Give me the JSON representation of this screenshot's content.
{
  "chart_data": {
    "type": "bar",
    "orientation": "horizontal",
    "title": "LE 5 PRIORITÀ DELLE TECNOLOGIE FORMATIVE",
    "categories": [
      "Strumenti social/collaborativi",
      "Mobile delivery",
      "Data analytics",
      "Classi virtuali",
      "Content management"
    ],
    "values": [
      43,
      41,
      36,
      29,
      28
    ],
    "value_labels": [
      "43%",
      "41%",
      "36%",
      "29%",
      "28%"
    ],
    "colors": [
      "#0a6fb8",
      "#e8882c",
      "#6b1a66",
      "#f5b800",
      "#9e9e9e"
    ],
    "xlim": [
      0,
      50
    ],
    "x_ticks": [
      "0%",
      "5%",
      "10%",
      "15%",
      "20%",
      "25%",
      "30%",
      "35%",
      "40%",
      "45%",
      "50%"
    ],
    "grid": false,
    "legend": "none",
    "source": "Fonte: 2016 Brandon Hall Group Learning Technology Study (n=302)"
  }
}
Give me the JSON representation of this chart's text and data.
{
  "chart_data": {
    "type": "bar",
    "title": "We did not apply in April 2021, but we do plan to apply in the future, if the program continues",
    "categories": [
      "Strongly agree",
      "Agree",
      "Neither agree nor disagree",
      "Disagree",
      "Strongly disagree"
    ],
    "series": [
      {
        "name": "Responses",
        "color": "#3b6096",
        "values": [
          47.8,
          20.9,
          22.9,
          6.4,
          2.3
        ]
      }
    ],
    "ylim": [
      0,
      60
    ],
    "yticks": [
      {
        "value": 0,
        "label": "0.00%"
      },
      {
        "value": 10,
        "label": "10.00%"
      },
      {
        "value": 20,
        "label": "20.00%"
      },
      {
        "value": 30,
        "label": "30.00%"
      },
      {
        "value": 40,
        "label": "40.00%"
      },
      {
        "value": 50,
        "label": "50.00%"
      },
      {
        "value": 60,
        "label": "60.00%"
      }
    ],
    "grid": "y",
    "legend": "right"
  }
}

- [Written exercise]
Write out, word for word, every line from the one containing "Give me the JSON representation of this chart's" through the last line of the records above.

- [Solution to the exercise]
Give me the JSON representation of this chart's text and data.
{
  "chart_data": {
    "type": "bar",
    "title": "We did not apply in April 2021, but we do plan to apply in the future, if the program continues",
    "categories": [
      "Strongly agree",
      "Agree",
      "Neither agree nor disagree",
      "Disagree",
      "Strongly disagree"
    ],
    "series": [
      {
        "name": "Responses",
        "color": "#3b6096",
        "values": [
          47.8,
          20.9,
          22.9,
          6.4,
          2.3
        ]
      }
    ],
    "ylim": [
      0,
      60
    ],
    "yticks": [
      {
        "value": 0,
        "label": "0.00%"
      },
      {
        "value": 10,
        "label": "10.00%"
      },
      {
        "value": 20,
        "label": "20.00%"
      },
      {
        "value": 30,
        "label": "30.00%"
      },
      {
        "value": 40,
        "label": "40.00%"
      },
      {
        "value": 50,
        "label": "50.00%"
      },
      {
        "value": 60,
        "label": "60.00%"
      }
    ],
    "grid": "y",
    "legend": "right"
  }
}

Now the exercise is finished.